━━━━━ Dataset entries ━━━━━
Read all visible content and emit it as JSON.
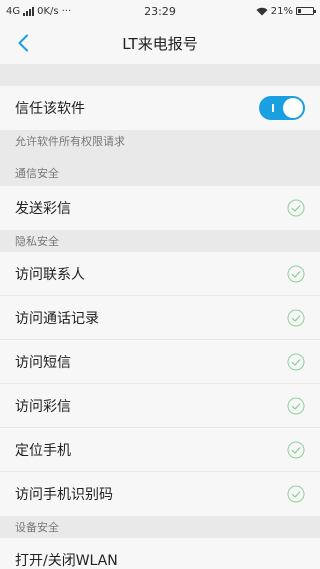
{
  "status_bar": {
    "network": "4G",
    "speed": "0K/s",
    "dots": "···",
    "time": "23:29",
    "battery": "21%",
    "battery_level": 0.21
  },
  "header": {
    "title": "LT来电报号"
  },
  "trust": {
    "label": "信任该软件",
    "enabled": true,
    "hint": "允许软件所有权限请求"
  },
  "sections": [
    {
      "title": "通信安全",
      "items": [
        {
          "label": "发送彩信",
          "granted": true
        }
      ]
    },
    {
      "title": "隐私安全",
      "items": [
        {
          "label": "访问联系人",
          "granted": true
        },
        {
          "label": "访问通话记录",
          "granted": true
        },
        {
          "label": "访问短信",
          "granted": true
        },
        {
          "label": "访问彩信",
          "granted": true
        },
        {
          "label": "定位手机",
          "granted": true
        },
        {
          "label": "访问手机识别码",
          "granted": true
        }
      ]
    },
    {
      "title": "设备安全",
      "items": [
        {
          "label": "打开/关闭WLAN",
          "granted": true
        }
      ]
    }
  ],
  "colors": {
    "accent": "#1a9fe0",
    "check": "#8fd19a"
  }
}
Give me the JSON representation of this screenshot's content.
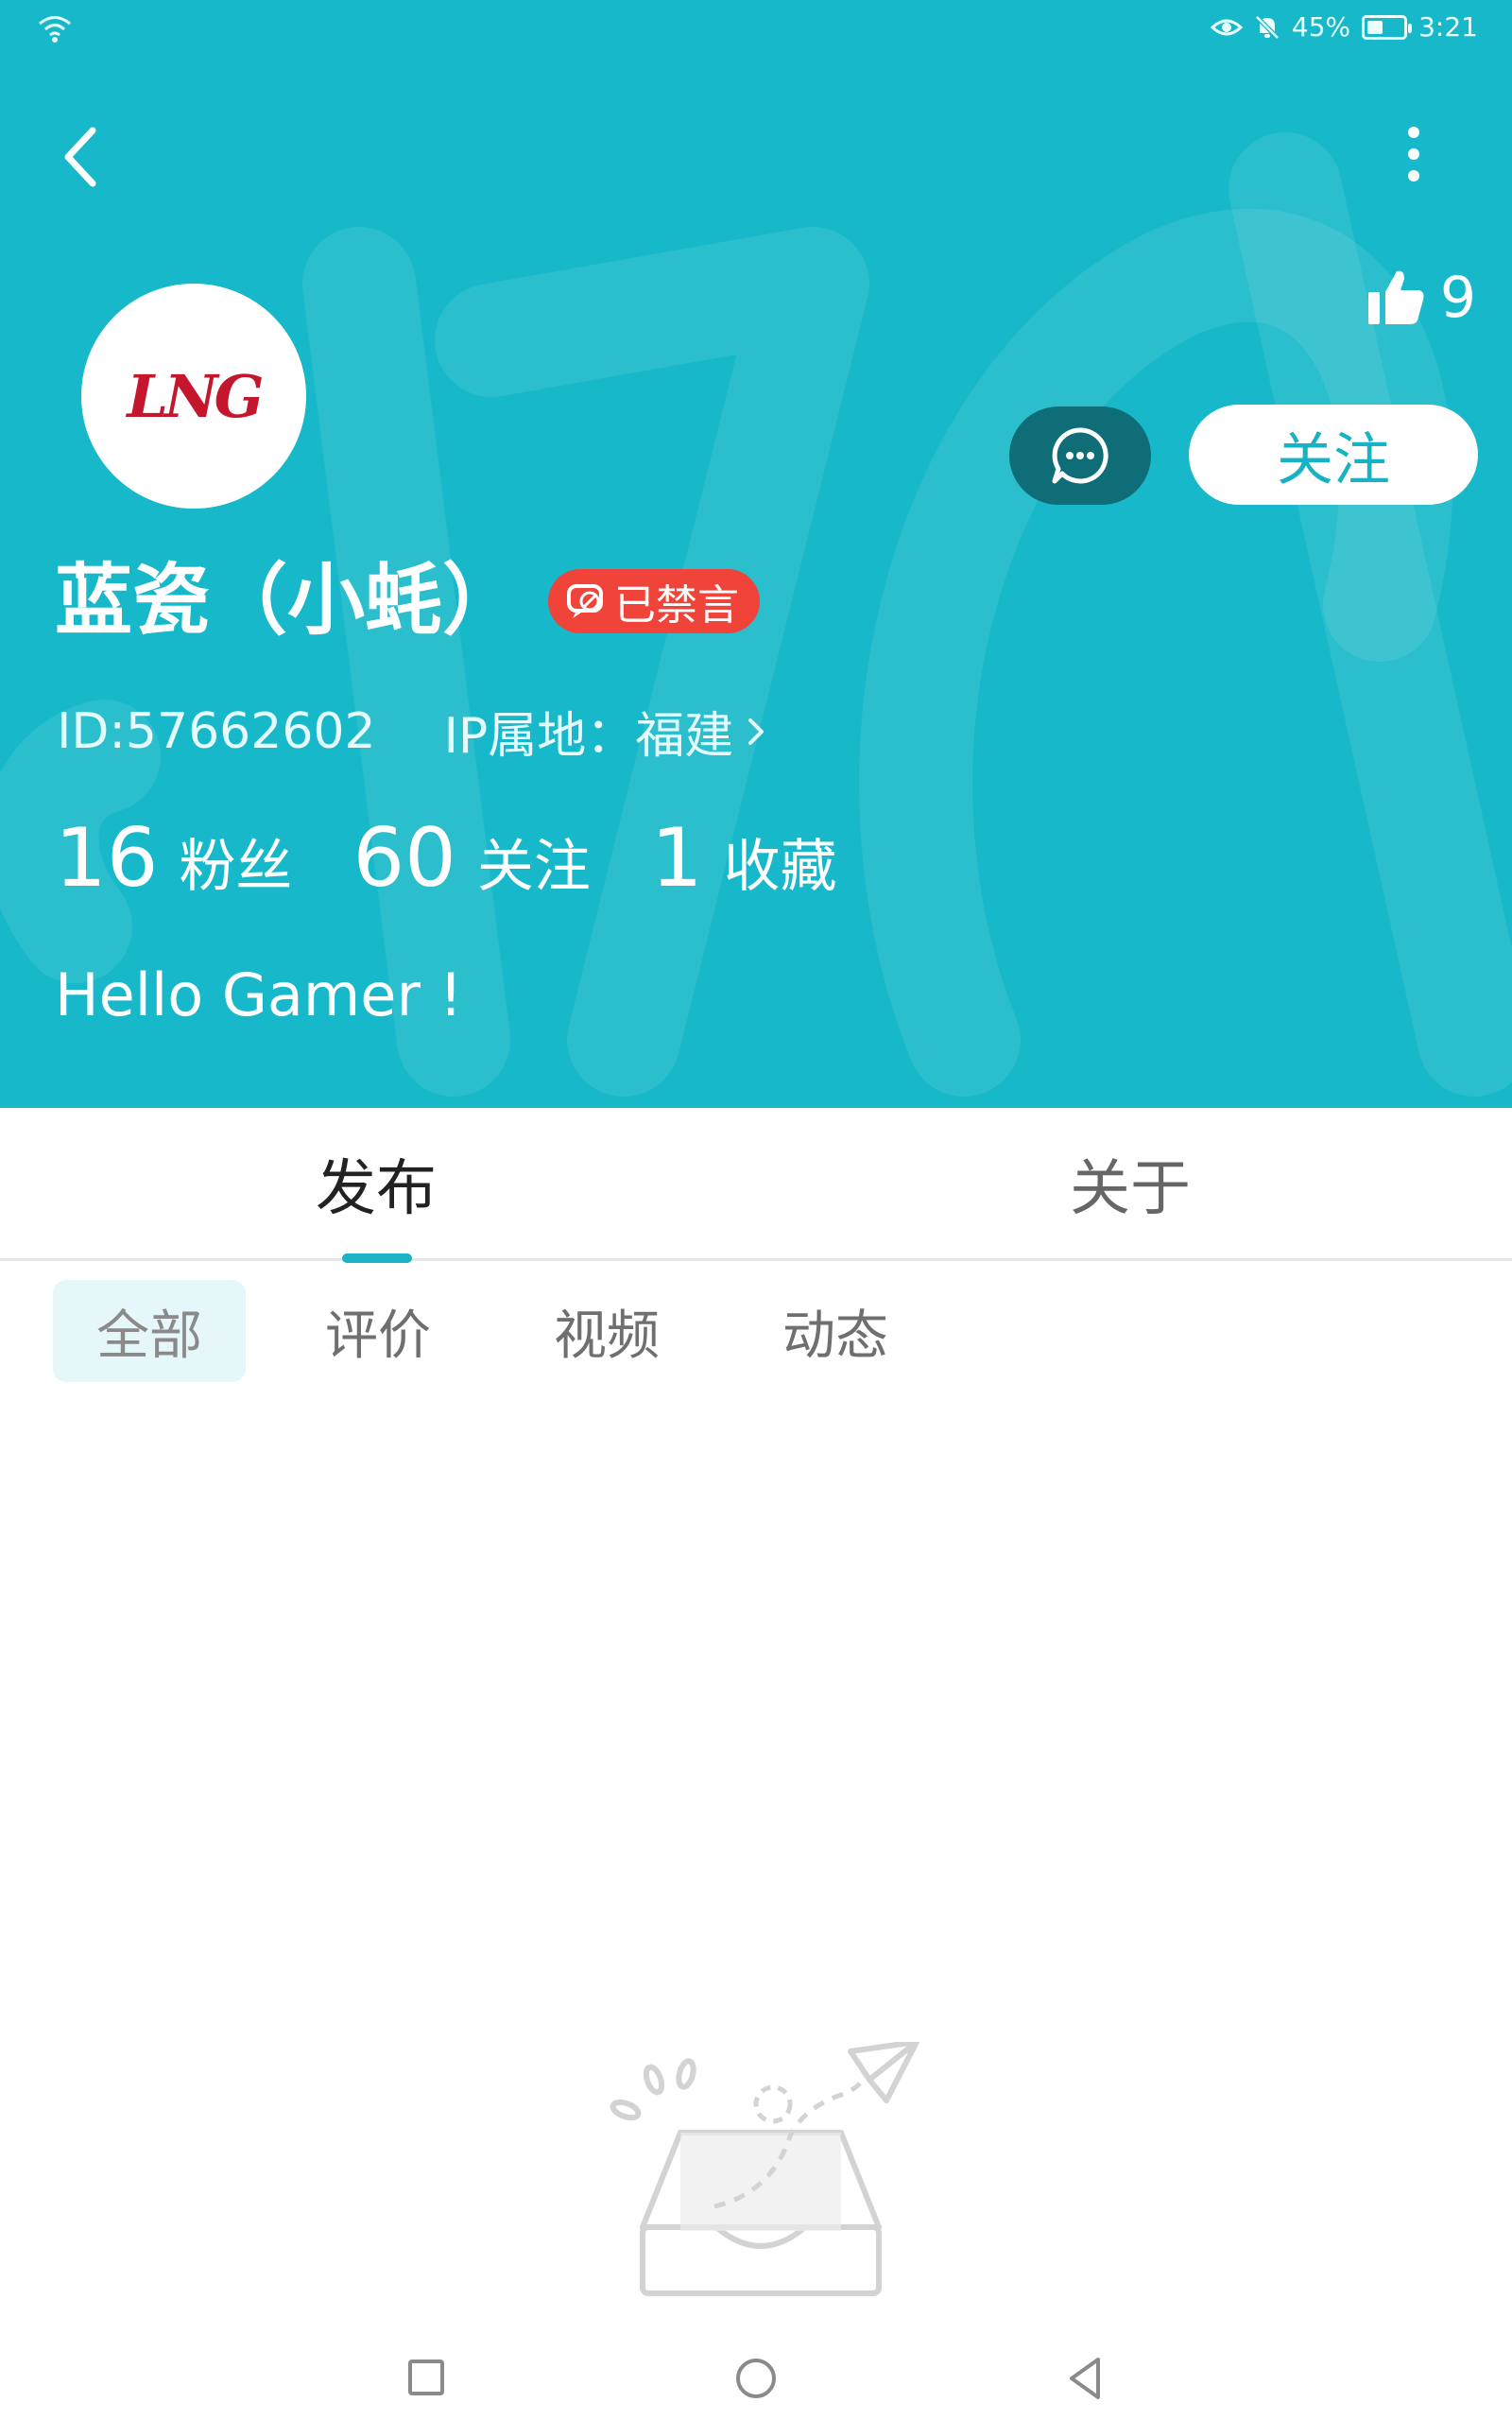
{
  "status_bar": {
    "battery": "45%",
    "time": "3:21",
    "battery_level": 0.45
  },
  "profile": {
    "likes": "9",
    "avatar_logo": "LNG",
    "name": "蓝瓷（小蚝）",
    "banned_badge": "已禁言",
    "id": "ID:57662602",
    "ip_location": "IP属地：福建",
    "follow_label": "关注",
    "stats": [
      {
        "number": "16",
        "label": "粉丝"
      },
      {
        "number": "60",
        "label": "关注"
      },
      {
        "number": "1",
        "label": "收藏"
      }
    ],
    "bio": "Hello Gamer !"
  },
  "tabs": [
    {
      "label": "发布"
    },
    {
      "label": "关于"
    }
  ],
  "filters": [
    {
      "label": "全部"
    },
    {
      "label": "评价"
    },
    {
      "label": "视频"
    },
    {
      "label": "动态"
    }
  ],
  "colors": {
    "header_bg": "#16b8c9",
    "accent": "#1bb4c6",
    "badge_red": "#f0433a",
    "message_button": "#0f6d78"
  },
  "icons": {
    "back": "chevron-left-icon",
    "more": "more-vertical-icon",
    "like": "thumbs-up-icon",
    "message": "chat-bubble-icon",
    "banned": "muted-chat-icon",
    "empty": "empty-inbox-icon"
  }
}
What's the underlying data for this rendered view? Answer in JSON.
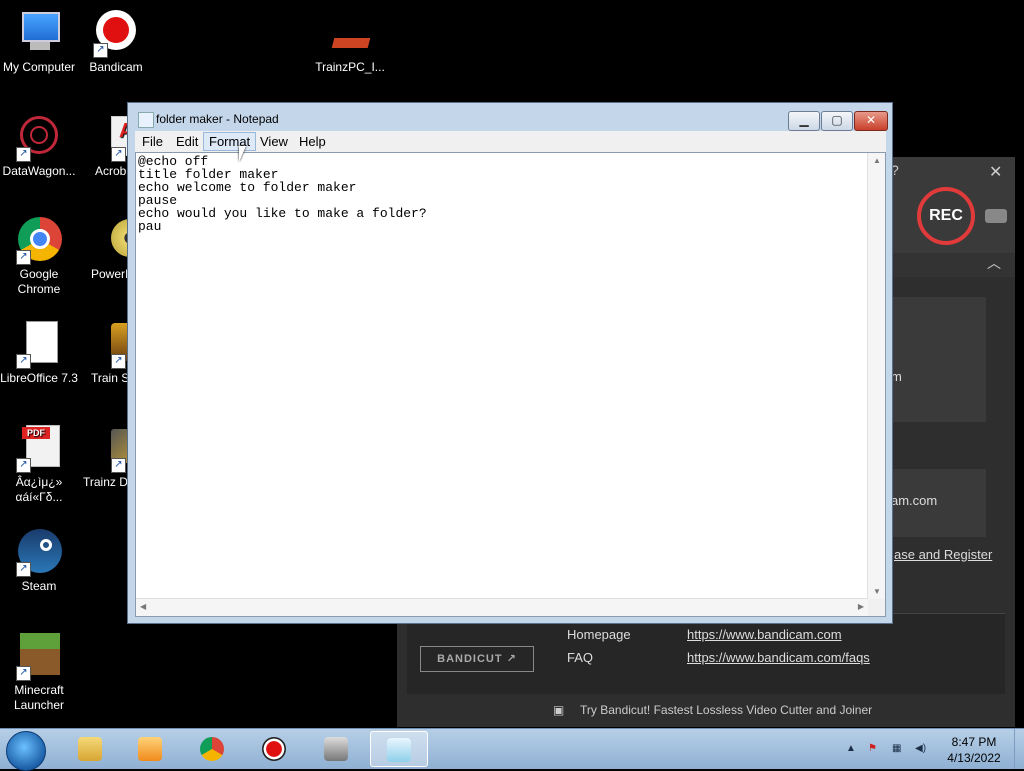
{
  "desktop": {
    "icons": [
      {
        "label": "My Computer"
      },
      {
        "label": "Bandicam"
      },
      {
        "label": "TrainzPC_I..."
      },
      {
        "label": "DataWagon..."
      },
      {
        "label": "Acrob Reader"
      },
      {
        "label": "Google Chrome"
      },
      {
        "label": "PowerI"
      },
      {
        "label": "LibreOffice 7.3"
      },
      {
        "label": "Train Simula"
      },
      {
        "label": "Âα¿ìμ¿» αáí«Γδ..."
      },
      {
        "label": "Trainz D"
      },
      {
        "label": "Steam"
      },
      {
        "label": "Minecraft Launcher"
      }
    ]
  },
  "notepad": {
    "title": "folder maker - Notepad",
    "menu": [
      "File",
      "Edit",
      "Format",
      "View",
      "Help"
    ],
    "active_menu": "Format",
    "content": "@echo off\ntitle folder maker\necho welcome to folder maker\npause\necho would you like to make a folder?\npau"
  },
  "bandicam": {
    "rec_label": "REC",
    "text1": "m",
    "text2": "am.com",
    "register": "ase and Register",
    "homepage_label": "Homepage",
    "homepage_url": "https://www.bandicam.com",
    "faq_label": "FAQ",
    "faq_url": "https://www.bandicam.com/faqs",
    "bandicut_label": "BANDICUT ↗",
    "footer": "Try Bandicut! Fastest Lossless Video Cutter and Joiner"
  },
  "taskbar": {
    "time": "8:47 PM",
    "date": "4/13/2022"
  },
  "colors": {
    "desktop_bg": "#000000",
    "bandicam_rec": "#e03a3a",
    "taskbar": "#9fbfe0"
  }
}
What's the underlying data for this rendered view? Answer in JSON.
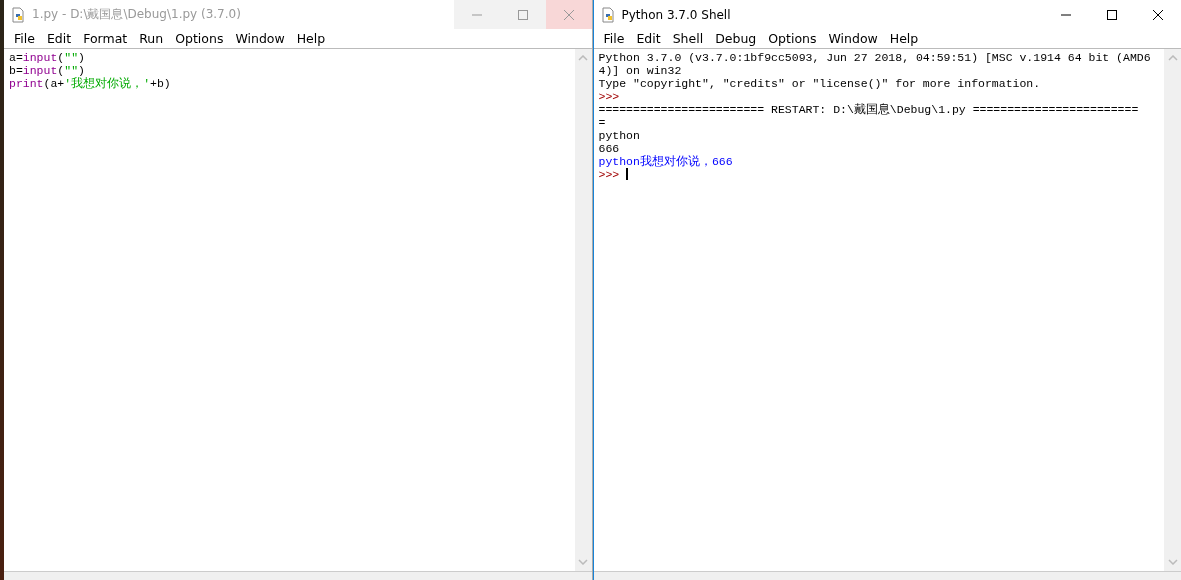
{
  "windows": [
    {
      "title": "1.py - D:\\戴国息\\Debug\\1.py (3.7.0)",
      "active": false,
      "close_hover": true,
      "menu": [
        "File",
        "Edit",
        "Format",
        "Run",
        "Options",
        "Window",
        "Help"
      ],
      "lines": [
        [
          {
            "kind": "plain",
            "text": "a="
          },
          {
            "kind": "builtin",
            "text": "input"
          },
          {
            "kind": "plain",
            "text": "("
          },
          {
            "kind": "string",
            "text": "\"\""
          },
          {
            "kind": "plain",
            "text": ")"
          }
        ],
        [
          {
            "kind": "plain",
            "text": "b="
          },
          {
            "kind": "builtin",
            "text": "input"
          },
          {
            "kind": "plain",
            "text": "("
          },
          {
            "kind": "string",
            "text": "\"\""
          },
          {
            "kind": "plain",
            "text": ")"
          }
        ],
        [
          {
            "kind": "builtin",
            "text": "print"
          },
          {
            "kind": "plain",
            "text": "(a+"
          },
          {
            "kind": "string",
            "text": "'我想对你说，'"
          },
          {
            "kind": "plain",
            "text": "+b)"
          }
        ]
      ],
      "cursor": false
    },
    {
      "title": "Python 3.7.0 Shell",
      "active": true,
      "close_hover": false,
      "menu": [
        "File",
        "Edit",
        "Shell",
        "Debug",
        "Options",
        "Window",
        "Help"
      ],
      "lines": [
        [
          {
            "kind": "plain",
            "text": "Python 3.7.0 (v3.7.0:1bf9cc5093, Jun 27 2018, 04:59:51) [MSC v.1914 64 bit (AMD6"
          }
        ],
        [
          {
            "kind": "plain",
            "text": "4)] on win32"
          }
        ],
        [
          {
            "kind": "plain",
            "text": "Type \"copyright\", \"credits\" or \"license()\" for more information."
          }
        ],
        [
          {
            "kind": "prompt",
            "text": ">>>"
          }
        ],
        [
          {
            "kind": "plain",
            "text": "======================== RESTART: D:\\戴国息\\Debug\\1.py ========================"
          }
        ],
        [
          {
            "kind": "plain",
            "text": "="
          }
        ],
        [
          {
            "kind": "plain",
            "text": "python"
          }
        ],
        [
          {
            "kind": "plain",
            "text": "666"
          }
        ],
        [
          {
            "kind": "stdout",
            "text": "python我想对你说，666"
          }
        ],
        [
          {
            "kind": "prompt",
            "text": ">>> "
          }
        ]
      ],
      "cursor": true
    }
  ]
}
━━━━━
-- Aim of the exercise --
The records above are to be reproduced exactly; the pictures are to be left out.

-- The answer --
Read all visible content and emit it as JSON.
{
  "status_bar": {
    "network": "4G",
    "speed": "0K/s",
    "dots": "···",
    "time": "23:29",
    "battery": "21%",
    "battery_level": 0.21
  },
  "header": {
    "title": "LT来电报号"
  },
  "trust": {
    "label": "信任该软件",
    "enabled": true,
    "hint": "允许软件所有权限请求"
  },
  "sections": [
    {
      "title": "通信安全",
      "items": [
        {
          "label": "发送彩信",
          "granted": true
        }
      ]
    },
    {
      "title": "隐私安全",
      "items": [
        {
          "label": "访问联系人",
          "granted": true
        },
        {
          "label": "访问通话记录",
          "granted": true
        },
        {
          "label": "访问短信",
          "granted": true
        },
        {
          "label": "访问彩信",
          "granted": true
        },
        {
          "label": "定位手机",
          "granted": true
        },
        {
          "label": "访问手机识别码",
          "granted": true
        }
      ]
    },
    {
      "title": "设备安全",
      "items": [
        {
          "label": "打开/关闭WLAN",
          "granted": true
        }
      ]
    }
  ],
  "colors": {
    "accent": "#1a9fe0",
    "check": "#8fd19a"
  }
}
Give me the JSON representation of this screenshot's content.
{
  "status_bar": {
    "battery": "45%",
    "time": "3:21",
    "battery_level": 0.45
  },
  "profile": {
    "likes": "9",
    "avatar_logo": "LNG",
    "name": "蓝瓷（小蚝）",
    "banned_badge": "已禁言",
    "id": "ID:57662602",
    "ip_location": "IP属地：福建",
    "follow_label": "关注",
    "stats": [
      {
        "number": "16",
        "label": "粉丝"
      },
      {
        "number": "60",
        "label": "关注"
      },
      {
        "number": "1",
        "label": "收藏"
      }
    ],
    "bio": "Hello Gamer !"
  },
  "tabs": [
    {
      "label": "发布"
    },
    {
      "label": "关于"
    }
  ],
  "filters": [
    {
      "label": "全部"
    },
    {
      "label": "评价"
    },
    {
      "label": "视频"
    },
    {
      "label": "动态"
    }
  ],
  "colors": {
    "header_bg": "#16b8c9",
    "accent": "#1bb4c6",
    "badge_red": "#f0433a",
    "message_button": "#0f6d78"
  },
  "icons": {
    "back": "chevron-left-icon",
    "more": "more-vertical-icon",
    "like": "thumbs-up-icon",
    "message": "chat-bubble-icon",
    "banned": "muted-chat-icon",
    "empty": "empty-inbox-icon"
  }
}
What's the underlying data for this rendered view? Answer in JSON.
{
  "desktop": {
    "icons": [
      {
        "label": "My Computer"
      },
      {
        "label": "Bandicam"
      },
      {
        "label": "TrainzPC_I..."
      },
      {
        "label": "DataWagon..."
      },
      {
        "label": "Acrob Reader"
      },
      {
        "label": "Google Chrome"
      },
      {
        "label": "PowerI"
      },
      {
        "label": "LibreOffice 7.3"
      },
      {
        "label": "Train Simula"
      },
      {
        "label": "Âα¿ìμ¿» αáí«Γδ..."
      },
      {
        "label": "Trainz D"
      },
      {
        "label": "Steam"
      },
      {
        "label": "Minecraft Launcher"
      }
    ]
  },
  "notepad": {
    "title": "folder maker - Notepad",
    "menu": [
      "File",
      "Edit",
      "Format",
      "View",
      "Help"
    ],
    "active_menu": "Format",
    "content": "@echo off\ntitle folder maker\necho welcome to folder maker\npause\necho would you like to make a folder?\npau"
  },
  "bandicam": {
    "rec_label": "REC",
    "text1": "m",
    "text2": "am.com",
    "register": "ase and Register",
    "homepage_label": "Homepage",
    "homepage_url": "https://www.bandicam.com",
    "faq_label": "FAQ",
    "faq_url": "https://www.bandicam.com/faqs",
    "bandicut_label": "BANDICUT ↗",
    "footer": "Try Bandicut! Fastest Lossless Video Cutter and Joiner"
  },
  "taskbar": {
    "time": "8:47 PM",
    "date": "4/13/2022"
  },
  "colors": {
    "desktop_bg": "#000000",
    "bandicam_rec": "#e03a3a",
    "taskbar": "#9fbfe0"
  }
}
What's the underlying data for this rendered view? Answer in JSON.
{
  "windows": [
    {
      "title": "1.py - D:\\戴国息\\Debug\\1.py (3.7.0)",
      "active": false,
      "close_hover": true,
      "menu": [
        "File",
        "Edit",
        "Format",
        "Run",
        "Options",
        "Window",
        "Help"
      ],
      "lines": [
        [
          {
            "kind": "plain",
            "text": "a="
          },
          {
            "kind": "builtin",
            "text": "input"
          },
          {
            "kind": "plain",
            "text": "("
          },
          {
            "kind": "string",
            "text": "\"\""
          },
          {
            "kind": "plain",
            "text": ")"
          }
        ],
        [
          {
            "kind": "plain",
            "text": "b="
          },
          {
            "kind": "builtin",
            "text": "input"
          },
          {
            "kind": "plain",
            "text": "("
          },
          {
            "kind": "string",
            "text": "\"\""
          },
          {
            "kind": "plain",
            "text": ")"
          }
        ],
        [
          {
            "kind": "builtin",
            "text": "print"
          },
          {
            "kind": "plain",
            "text": "(a+"
          },
          {
            "kind": "string",
            "text": "'我想对你说，'"
          },
          {
            "kind": "plain",
            "text": "+b)"
          }
        ]
      ],
      "cursor": false
    },
    {
      "title": "Python 3.7.0 Shell",
      "active": true,
      "close_hover": false,
      "menu": [
        "File",
        "Edit",
        "Shell",
        "Debug",
        "Options",
        "Window",
        "Help"
      ],
      "lines": [
        [
          {
            "kind": "plain",
            "text": "Python 3.7.0 (v3.7.0:1bf9cc5093, Jun 27 2018, 04:59:51) [MSC v.1914 64 bit (AMD6"
          }
        ],
        [
          {
            "kind": "plain",
            "text": "4)] on win32"
          }
        ],
        [
          {
            "kind": "plain",
            "text": "Type \"copyright\", \"credits\" or \"license()\" for more information."
          }
        ],
        [
          {
            "kind": "prompt",
            "text": ">>>"
          }
        ],
        [
          {
            "kind": "plain",
            "text": "======================== RESTART: D:\\戴国息\\Debug\\1.py ========================"
          }
        ],
        [
          {
            "kind": "plain",
            "text": "="
          }
        ],
        [
          {
            "kind": "plain",
            "text": "python"
          }
        ],
        [
          {
            "kind": "plain",
            "text": "666"
          }
        ],
        [
          {
            "kind": "stdout",
            "text": "python我想对你说，666"
          }
        ],
        [
          {
            "kind": "prompt",
            "text": ">>> "
          }
        ]
      ],
      "cursor": true
    }
  ]
}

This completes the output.